--- begin ---
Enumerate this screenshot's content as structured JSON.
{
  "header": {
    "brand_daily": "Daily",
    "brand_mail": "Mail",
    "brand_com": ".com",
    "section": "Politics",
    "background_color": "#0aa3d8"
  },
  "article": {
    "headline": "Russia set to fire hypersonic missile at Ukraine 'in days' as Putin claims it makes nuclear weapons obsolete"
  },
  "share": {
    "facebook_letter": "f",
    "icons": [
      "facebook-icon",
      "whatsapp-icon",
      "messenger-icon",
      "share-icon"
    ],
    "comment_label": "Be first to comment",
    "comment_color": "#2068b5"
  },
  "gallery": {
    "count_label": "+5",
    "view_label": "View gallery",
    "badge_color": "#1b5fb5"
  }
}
--- end ---
#### What you should do
Output the whole listing above again, word for word.

#### Final answer
Enumerate this screenshot's content as structured JSON.
{
  "header": {
    "brand_daily": "Daily",
    "brand_mail": "Mail",
    "brand_com": ".com",
    "section": "Politics",
    "background_color": "#0aa3d8"
  },
  "article": {
    "headline": "Russia set to fire hypersonic missile at Ukraine 'in days' as Putin claims it makes nuclear weapons obsolete"
  },
  "share": {
    "facebook_letter": "f",
    "icons": [
      "facebook-icon",
      "whatsapp-icon",
      "messenger-icon",
      "share-icon"
    ],
    "comment_label": "Be first to comment",
    "comment_color": "#2068b5"
  },
  "gallery": {
    "count_label": "+5",
    "view_label": "View gallery",
    "badge_color": "#1b5fb5"
  }
}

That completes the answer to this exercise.